■ Goal
Images should be left out, and everything else in the listing reproduced exactly.

■ Records from a dataset
◇ ◇ ◇ ◇ ◇

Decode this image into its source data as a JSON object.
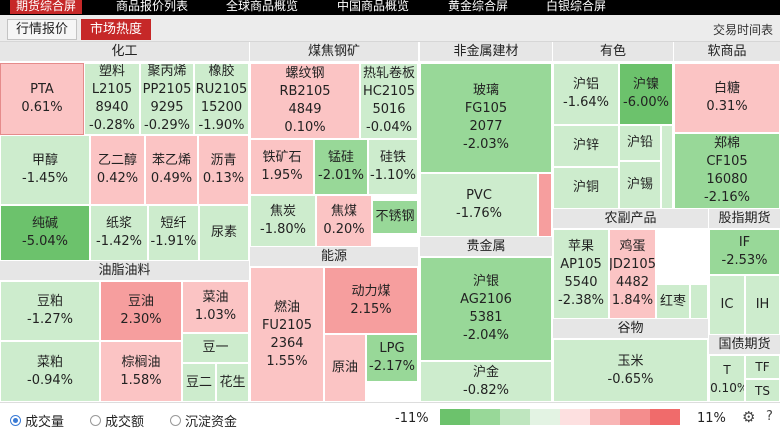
{
  "nav": {
    "items": [
      "期货综合屏",
      "商品报价列表",
      "全球商品概览",
      "中国商品概览",
      "黄金综合屏",
      "白银综合屏"
    ]
  },
  "subnav": {
    "tabs": [
      "行情报价",
      "市场热度"
    ],
    "right_link": "交易时间表"
  },
  "sections": {
    "chem": "化工",
    "coal": "煤焦钢矿",
    "nonferrous_build": "非金属建材",
    "nonferrous": "有色",
    "soft": "软商品",
    "oil": "油脂油料",
    "energy": "能源",
    "precious": "贵金属",
    "agri": "农副产品",
    "index": "股指期货",
    "grain": "谷物",
    "bond": "国债期货"
  },
  "cells": {
    "pta": [
      "PTA",
      "0.61%"
    ],
    "plastic": [
      "塑料",
      "L2105",
      "8940",
      "-0.28%"
    ],
    "pp": [
      "聚丙烯",
      "PP2105",
      "9295",
      "-0.29%"
    ],
    "rubber": [
      "橡胶",
      "RU2105",
      "15200",
      "-1.90%"
    ],
    "methanol": [
      "甲醇",
      "-1.45%"
    ],
    "eg": [
      "乙二醇",
      "0.42%"
    ],
    "styrene": [
      "苯乙烯",
      "0.49%"
    ],
    "asphalt": [
      "沥青",
      "0.13%"
    ],
    "soda": [
      "纯碱",
      "-5.04%"
    ],
    "pulp": [
      "纸浆",
      "-1.42%"
    ],
    "fiber": [
      "短纤",
      "-1.91%"
    ],
    "urea": [
      "尿素"
    ],
    "rebar": [
      "螺纹钢",
      "RB2105",
      "4849",
      "0.10%"
    ],
    "hotcoil": [
      "热轧卷板",
      "HC2105",
      "5016",
      "-0.04%"
    ],
    "iron": [
      "铁矿石",
      "1.95%"
    ],
    "mnsi": [
      "锰硅",
      "-2.01%"
    ],
    "fesi": [
      "硅铁",
      "-1.10%"
    ],
    "coke": [
      "焦炭",
      "-1.80%"
    ],
    "cokingcoal": [
      "焦煤",
      "0.20%"
    ],
    "stainless": [
      "不锈钢"
    ],
    "glass": [
      "玻璃",
      "FG105",
      "2077",
      "-2.03%"
    ],
    "pvc": [
      "PVC",
      "-1.76%"
    ],
    "al": [
      "沪铝",
      "-1.64%"
    ],
    "ni": [
      "沪镍",
      "-6.00%"
    ],
    "zn": [
      "沪锌"
    ],
    "pb": [
      "沪铅"
    ],
    "cu": [
      "沪铜"
    ],
    "sn": [
      "沪锡"
    ],
    "sugar": [
      "白糖",
      "0.31%"
    ],
    "cotton": [
      "郑棉",
      "CF105",
      "16080",
      "-2.16%"
    ],
    "soymeal": [
      "豆粕",
      "-1.27%"
    ],
    "soyoil": [
      "豆油",
      "2.30%"
    ],
    "rapeoil": [
      "菜油",
      "1.03%"
    ],
    "soy1": [
      "豆一"
    ],
    "rapemeal": [
      "菜粕",
      "-0.94%"
    ],
    "palm": [
      "棕榈油",
      "1.58%"
    ],
    "soy2": [
      "豆二"
    ],
    "peanut": [
      "花生"
    ],
    "fuel": [
      "燃油",
      "FU2105",
      "2364",
      "1.55%"
    ],
    "thermal": [
      "动力煤",
      "2.15%"
    ],
    "crude": [
      "原油"
    ],
    "lpg": [
      "LPG",
      "-2.17%"
    ],
    "silver": [
      "沪银",
      "AG2106",
      "5381",
      "-2.04%"
    ],
    "gold": [
      "沪金",
      "-0.82%"
    ],
    "apple": [
      "苹果",
      "AP105",
      "5540",
      "-2.38%"
    ],
    "egg": [
      "鸡蛋",
      "JD2105",
      "4482",
      "1.84%"
    ],
    "jujube": [
      "红枣"
    ],
    "if": [
      "IF",
      "-2.53%"
    ],
    "ic": [
      "IC"
    ],
    "ih": [
      "IH"
    ],
    "corn": [
      "玉米",
      "-0.65%"
    ],
    "t": [
      "T",
      "-0.10%"
    ],
    "tf": [
      "TF"
    ],
    "ts": [
      "TS"
    ]
  },
  "bottom": {
    "options": [
      "成交量",
      "成交额",
      "沉淀资金"
    ],
    "selected": 0,
    "min_label": "-11%",
    "max_label": "11%",
    "legend_colors": [
      "#6cc26c",
      "#98d898",
      "#bfe6bf",
      "#e3f3e3",
      "#fde0e0",
      "#f9b6b6",
      "#f48d8d",
      "#f06b6b"
    ]
  }
}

◇ ◇ ◇ ◇ ◇

■ Task answer
Decode this image into its source data as a JSON object.
{
  "nav": {
    "items": [
      "期货综合屏",
      "商品报价列表",
      "全球商品概览",
      "中国商品概览",
      "黄金综合屏",
      "白银综合屏"
    ]
  },
  "subnav": {
    "tabs": [
      "行情报价",
      "市场热度"
    ],
    "right_link": "交易时间表"
  },
  "sections": {
    "chem": "化工",
    "coal": "煤焦钢矿",
    "nonferrous_build": "非金属建材",
    "nonferrous": "有色",
    "soft": "软商品",
    "oil": "油脂油料",
    "energy": "能源",
    "precious": "贵金属",
    "agri": "农副产品",
    "index": "股指期货",
    "grain": "谷物",
    "bond": "国债期货"
  },
  "cells": {
    "pta": [
      "PTA",
      "0.61%"
    ],
    "plastic": [
      "塑料",
      "L2105",
      "8940",
      "-0.28%"
    ],
    "pp": [
      "聚丙烯",
      "PP2105",
      "9295",
      "-0.29%"
    ],
    "rubber": [
      "橡胶",
      "RU2105",
      "15200",
      "-1.90%"
    ],
    "methanol": [
      "甲醇",
      "-1.45%"
    ],
    "eg": [
      "乙二醇",
      "0.42%"
    ],
    "styrene": [
      "苯乙烯",
      "0.49%"
    ],
    "asphalt": [
      "沥青",
      "0.13%"
    ],
    "soda": [
      "纯碱",
      "-5.04%"
    ],
    "pulp": [
      "纸浆",
      "-1.42%"
    ],
    "fiber": [
      "短纤",
      "-1.91%"
    ],
    "urea": [
      "尿素"
    ],
    "rebar": [
      "螺纹钢",
      "RB2105",
      "4849",
      "0.10%"
    ],
    "hotcoil": [
      "热轧卷板",
      "HC2105",
      "5016",
      "-0.04%"
    ],
    "iron": [
      "铁矿石",
      "1.95%"
    ],
    "mnsi": [
      "锰硅",
      "-2.01%"
    ],
    "fesi": [
      "硅铁",
      "-1.10%"
    ],
    "coke": [
      "焦炭",
      "-1.80%"
    ],
    "cokingcoal": [
      "焦煤",
      "0.20%"
    ],
    "stainless": [
      "不锈钢"
    ],
    "glass": [
      "玻璃",
      "FG105",
      "2077",
      "-2.03%"
    ],
    "pvc": [
      "PVC",
      "-1.76%"
    ],
    "al": [
      "沪铝",
      "-1.64%"
    ],
    "ni": [
      "沪镍",
      "-6.00%"
    ],
    "zn": [
      "沪锌"
    ],
    "pb": [
      "沪铅"
    ],
    "cu": [
      "沪铜"
    ],
    "sn": [
      "沪锡"
    ],
    "sugar": [
      "白糖",
      "0.31%"
    ],
    "cotton": [
      "郑棉",
      "CF105",
      "16080",
      "-2.16%"
    ],
    "soymeal": [
      "豆粕",
      "-1.27%"
    ],
    "soyoil": [
      "豆油",
      "2.30%"
    ],
    "rapeoil": [
      "菜油",
      "1.03%"
    ],
    "soy1": [
      "豆一"
    ],
    "rapemeal": [
      "菜粕",
      "-0.94%"
    ],
    "palm": [
      "棕榈油",
      "1.58%"
    ],
    "soy2": [
      "豆二"
    ],
    "peanut": [
      "花生"
    ],
    "fuel": [
      "燃油",
      "FU2105",
      "2364",
      "1.55%"
    ],
    "thermal": [
      "动力煤",
      "2.15%"
    ],
    "crude": [
      "原油"
    ],
    "lpg": [
      "LPG",
      "-2.17%"
    ],
    "silver": [
      "沪银",
      "AG2106",
      "5381",
      "-2.04%"
    ],
    "gold": [
      "沪金",
      "-0.82%"
    ],
    "apple": [
      "苹果",
      "AP105",
      "5540",
      "-2.38%"
    ],
    "egg": [
      "鸡蛋",
      "JD2105",
      "4482",
      "1.84%"
    ],
    "jujube": [
      "红枣"
    ],
    "if": [
      "IF",
      "-2.53%"
    ],
    "ic": [
      "IC"
    ],
    "ih": [
      "IH"
    ],
    "corn": [
      "玉米",
      "-0.65%"
    ],
    "t": [
      "T",
      "-0.10%"
    ],
    "tf": [
      "TF"
    ],
    "ts": [
      "TS"
    ]
  },
  "bottom": {
    "options": [
      "成交量",
      "成交额",
      "沉淀资金"
    ],
    "selected": 0,
    "min_label": "-11%",
    "max_label": "11%",
    "legend_colors": [
      "#6cc26c",
      "#98d898",
      "#bfe6bf",
      "#e3f3e3",
      "#fde0e0",
      "#f9b6b6",
      "#f48d8d",
      "#f06b6b"
    ]
  }
}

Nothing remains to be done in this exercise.